# What this task involves
In the commit diff below, which function in the native_client reads the input tensor's shape, according to the added comment?

# Excerpted passage
Infer number of MFCC features from input shape

2019-04-01 16:52:38 -03:00 · 2019-04-01 16:52:38 -03:00 · 4e9e78fefe
commit 4e9e78fefe
parent d6babfb8f3
2 changed files with 62 additions and 46 deletions
--- a/DeepSpeech.py
+++ b/DeepSpeech.py
@ -555,6 +555,9 @@ def create_inference_graph(batch_size=1, n_steps=16, tflite=False):
    mfccs_len = tf.identity(mfccs_len, name='mfccs_len')

    # Input tensor will be of shape [batch_size, n_steps, 2*n_context+1, n_input]
+    # This shape is read by the native_client in DS_CreateModel to know the
+    # value of n_steps, n_context and n_input. Make sure you update the code
+    # there if this shape is changed.
    input_tensor = tf.placeholder(tf.float32, [batch_size, n_steps if n_steps > 0 else None, 2 * Config.n_context + 1, Config.n_input], name='input_node')
    seq_length = tf.placeholder(tf.int32, [batch_size], name='input_lengths')

# Raw data
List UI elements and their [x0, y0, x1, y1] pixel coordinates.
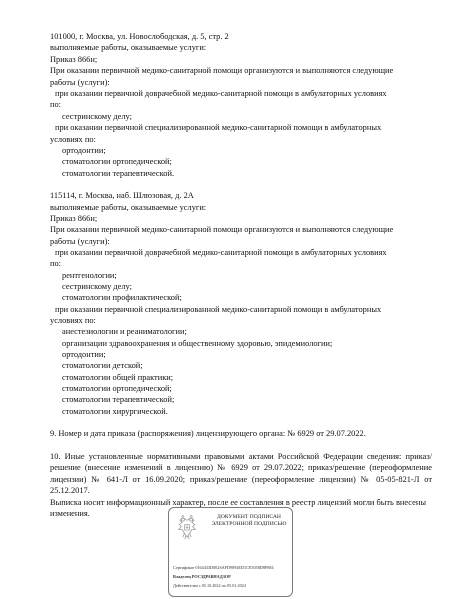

# Completed task
DS_CreateModel